» **MATERIAL FOR THIS TASK**
# # # # # # #
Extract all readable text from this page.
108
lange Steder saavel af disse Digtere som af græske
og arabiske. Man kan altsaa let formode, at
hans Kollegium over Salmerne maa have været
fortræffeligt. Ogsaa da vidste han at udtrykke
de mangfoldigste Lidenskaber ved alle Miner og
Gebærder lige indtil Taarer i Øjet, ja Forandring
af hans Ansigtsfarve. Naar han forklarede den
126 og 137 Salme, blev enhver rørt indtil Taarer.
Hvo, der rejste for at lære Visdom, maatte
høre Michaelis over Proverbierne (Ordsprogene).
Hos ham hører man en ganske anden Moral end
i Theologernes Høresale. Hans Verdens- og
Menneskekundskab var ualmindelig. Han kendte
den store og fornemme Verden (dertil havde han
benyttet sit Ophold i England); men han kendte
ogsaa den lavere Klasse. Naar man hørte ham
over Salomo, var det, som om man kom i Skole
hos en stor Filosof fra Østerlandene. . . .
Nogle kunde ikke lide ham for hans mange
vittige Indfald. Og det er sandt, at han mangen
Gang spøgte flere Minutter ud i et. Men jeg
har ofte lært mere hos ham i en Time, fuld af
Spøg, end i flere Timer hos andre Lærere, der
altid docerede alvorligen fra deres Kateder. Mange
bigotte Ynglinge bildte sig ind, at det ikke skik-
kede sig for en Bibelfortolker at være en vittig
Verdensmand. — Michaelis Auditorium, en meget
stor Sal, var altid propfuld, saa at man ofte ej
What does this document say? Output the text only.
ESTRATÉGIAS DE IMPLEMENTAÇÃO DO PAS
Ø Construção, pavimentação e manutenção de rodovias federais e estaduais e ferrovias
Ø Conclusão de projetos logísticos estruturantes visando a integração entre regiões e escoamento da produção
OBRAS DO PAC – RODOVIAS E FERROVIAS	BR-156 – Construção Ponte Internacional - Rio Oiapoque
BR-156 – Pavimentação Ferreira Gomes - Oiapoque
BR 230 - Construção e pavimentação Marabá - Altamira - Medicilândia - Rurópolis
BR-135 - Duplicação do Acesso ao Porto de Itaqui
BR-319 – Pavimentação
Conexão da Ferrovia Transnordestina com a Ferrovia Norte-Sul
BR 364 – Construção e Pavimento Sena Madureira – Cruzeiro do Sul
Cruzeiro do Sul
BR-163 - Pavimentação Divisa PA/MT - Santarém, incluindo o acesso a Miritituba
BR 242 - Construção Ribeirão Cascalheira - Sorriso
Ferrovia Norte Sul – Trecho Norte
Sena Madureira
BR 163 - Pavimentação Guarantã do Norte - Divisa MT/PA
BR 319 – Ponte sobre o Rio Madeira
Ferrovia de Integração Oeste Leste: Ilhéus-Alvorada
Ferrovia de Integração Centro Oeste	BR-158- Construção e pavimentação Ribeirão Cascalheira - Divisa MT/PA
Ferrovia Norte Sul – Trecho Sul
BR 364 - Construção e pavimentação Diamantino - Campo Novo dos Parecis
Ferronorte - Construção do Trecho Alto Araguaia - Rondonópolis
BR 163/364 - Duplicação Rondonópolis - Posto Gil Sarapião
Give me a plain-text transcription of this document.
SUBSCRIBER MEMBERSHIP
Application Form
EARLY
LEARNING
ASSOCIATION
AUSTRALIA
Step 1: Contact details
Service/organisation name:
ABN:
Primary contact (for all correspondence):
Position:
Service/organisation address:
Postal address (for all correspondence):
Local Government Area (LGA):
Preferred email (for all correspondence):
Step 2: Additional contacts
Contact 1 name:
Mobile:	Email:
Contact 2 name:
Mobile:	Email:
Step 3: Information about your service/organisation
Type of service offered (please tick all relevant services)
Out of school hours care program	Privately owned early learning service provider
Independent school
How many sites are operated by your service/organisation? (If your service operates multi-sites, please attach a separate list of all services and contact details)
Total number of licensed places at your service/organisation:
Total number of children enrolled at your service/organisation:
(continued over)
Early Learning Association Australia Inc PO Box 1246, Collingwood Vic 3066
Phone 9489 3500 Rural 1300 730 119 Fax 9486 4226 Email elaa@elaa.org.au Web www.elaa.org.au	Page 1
# # # # # # #
» **REQUIRED WORK**
Restate the data above word for word, please.

» **FINAL RESULT**
Extract all readable text from this page.
108
lange Steder saavel af disse Digtere som af græske
og arabiske. Man kan altsaa let formode, at
hans Kollegium over Salmerne maa have været
fortræffeligt. Ogsaa da vidste han at udtrykke
de mangfoldigste Lidenskaber ved alle Miner og
Gebærder lige indtil Taarer i Øjet, ja Forandring
af hans Ansigtsfarve. Naar han forklarede den
126 og 137 Salme, blev enhver rørt indtil Taarer.
Hvo, der rejste for at lære Visdom, maatte
høre Michaelis over Proverbierne (Ordsprogene).
Hos ham hører man en ganske anden Moral end
i Theologernes Høresale. Hans Verdens- og
Menneskekundskab var ualmindelig. Han kendte
den store og fornemme Verden (dertil havde han
benyttet sit Ophold i England); men han kendte
ogsaa den lavere Klasse. Naar man hørte ham
over Salomo, var det, som om man kom i Skole
hos en stor Filosof fra Østerlandene. . . .
Nogle kunde ikke lide ham for hans mange
vittige Indfald. Og det er sandt, at han mangen
Gang spøgte flere Minutter ud i et. Men jeg
har ofte lært mere hos ham i en Time, fuld af
Spøg, end i flere Timer hos andre Lærere, der
altid docerede alvorligen fra deres Kateder. Mange
bigotte Ynglinge bildte sig ind, at det ikke skik-
kede sig for en Bibelfortolker at være en vittig
Verdensmand. — Michaelis Auditorium, en meget
stor Sal, var altid propfuld, saa at man ofte ej
What does this document say? Output the text only.
ESTRATÉGIAS DE IMPLEMENTAÇÃO DO PAS
Ø Construção, pavimentação e manutenção de rodovias federais e estaduais e ferrovias
Ø Conclusão de projetos logísticos estruturantes visando a integração entre regiões e escoamento da produção
OBRAS DO PAC – RODOVIAS E FERROVIAS	BR-156 – Construção Ponte Internacional - Rio Oiapoque
BR-156 – Pavimentação Ferreira Gomes - Oiapoque
BR 230 - Construção e pavimentação Marabá - Altamira - Medicilândia - Rurópolis
BR-135 - Duplicação do Acesso ao Porto de Itaqui
BR-319 – Pavimentação
Conexão da Ferrovia Transnordestina com a Ferrovia Norte-Sul
BR 364 – Construção e Pavimento Sena Madureira – Cruzeiro do Sul
Cruzeiro do Sul
BR-163 - Pavimentação Divisa PA/MT - Santarém, incluindo o acesso a Miritituba
BR 242 - Construção Ribeirão Cascalheira - Sorriso
Ferrovia Norte Sul – Trecho Norte
Sena Madureira
BR 163 - Pavimentação Guarantã do Norte - Divisa MT/PA
BR 319 – Ponte sobre o Rio Madeira
Ferrovia de Integração Oeste Leste: Ilhéus-Alvorada
Ferrovia de Integração Centro Oeste	BR-158- Construção e pavimentação Ribeirão Cascalheira - Divisa MT/PA
Ferrovia Norte Sul – Trecho Sul
BR 364 - Construção e pavimentação Diamantino - Campo Novo dos Parecis
Ferronorte - Construção do Trecho Alto Araguaia - Rondonópolis
BR 163/364 - Duplicação Rondonópolis - Posto Gil Sarapião
Give me a plain-text transcription of this document.
SUBSCRIBER MEMBERSHIP
Application Form
EARLY
LEARNING
ASSOCIATION
AUSTRALIA
Step 1: Contact details
Service/organisation name:
ABN:
Primary contact (for all correspondence):
Position:
Service/organisation address:
Postal address (for all correspondence):
Local Government Area (LGA):
Preferred email (for all correspondence):
Step 2: Additional contacts
Contact 1 name:
Mobile:	Email:
Contact 2 name:
Mobile:	Email:
Step 3: Information about your service/organisation
Type of service offered (please tick all relevant services)
Out of school hours care program	Privately owned early learning service provider
Independent school
How many sites are operated by your service/organisation? (If your service operates multi-sites, please attach a separate list of all services and contact details)
Total number of licensed places at your service/organisation:
Total number of children enrolled at your service/organisation:
(continued over)
Early Learning Association Australia Inc PO Box 1246, Collingwood Vic 3066
Phone 9489 3500 Rural 1300 730 119 Fax 9486 4226 Email elaa@elaa.org.au Web www.elaa.org.au	Page 1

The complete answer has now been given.